> [INPUT ROWS]:
┄┄┄┄┄┄┄┄┄┄┄┄┄┄┄┄┄┄┄┄

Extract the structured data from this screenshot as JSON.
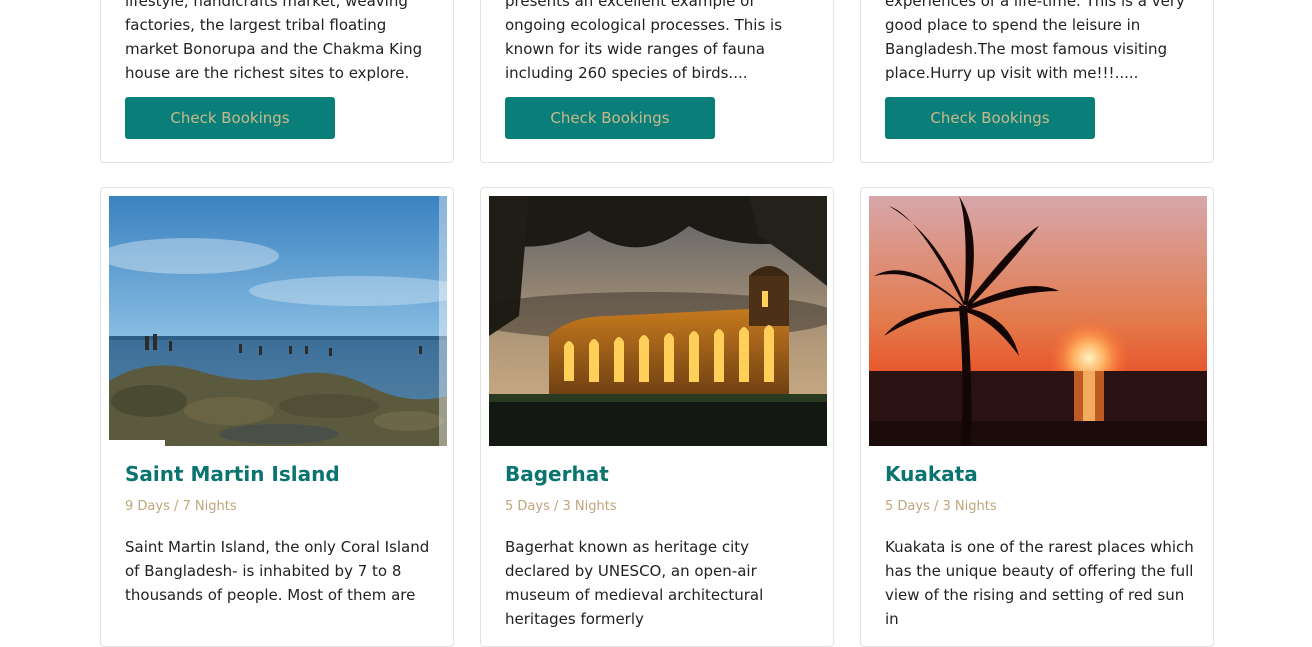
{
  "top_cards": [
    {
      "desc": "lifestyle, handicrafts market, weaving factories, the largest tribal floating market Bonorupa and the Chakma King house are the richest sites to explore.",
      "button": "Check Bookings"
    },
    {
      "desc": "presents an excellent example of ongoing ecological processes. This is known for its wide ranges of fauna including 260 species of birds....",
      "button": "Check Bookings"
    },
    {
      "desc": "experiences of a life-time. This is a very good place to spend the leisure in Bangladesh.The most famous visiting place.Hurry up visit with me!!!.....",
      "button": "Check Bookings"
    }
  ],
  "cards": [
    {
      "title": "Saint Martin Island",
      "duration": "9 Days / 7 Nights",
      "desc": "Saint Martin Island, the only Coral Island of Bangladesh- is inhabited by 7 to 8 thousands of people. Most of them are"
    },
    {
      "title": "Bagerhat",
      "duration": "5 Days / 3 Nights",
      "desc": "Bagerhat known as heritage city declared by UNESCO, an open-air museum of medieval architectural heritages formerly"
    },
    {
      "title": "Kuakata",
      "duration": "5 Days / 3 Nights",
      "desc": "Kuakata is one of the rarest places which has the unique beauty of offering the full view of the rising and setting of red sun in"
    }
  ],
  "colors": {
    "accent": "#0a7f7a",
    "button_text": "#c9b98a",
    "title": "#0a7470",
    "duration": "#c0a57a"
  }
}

┄┄┄┄┄┄┄┄┄┄┄┄┄┄┄┄┄┄┄┄

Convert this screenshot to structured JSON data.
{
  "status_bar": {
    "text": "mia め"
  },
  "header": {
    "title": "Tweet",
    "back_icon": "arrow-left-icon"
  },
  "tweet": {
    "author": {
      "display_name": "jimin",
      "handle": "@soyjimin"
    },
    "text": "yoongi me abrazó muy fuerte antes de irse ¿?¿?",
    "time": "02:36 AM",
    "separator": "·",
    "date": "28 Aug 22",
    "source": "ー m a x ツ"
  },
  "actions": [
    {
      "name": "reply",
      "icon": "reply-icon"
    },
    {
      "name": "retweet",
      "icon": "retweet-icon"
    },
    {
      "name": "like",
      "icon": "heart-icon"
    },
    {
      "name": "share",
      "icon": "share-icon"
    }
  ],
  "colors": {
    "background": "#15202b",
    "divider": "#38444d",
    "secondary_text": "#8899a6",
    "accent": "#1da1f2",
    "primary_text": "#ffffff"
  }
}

┄┄┄┄┄┄┄┄┄┄┄┄┄┄┄┄┄┄┄┄

> [THE EXERCISE]:
Track down every line holding the string "data" and copy it.

> [PROBLEM SOLUTION]:
Extract the structured data from this screenshot as JSON.
Convert this screenshot to structured JSON data.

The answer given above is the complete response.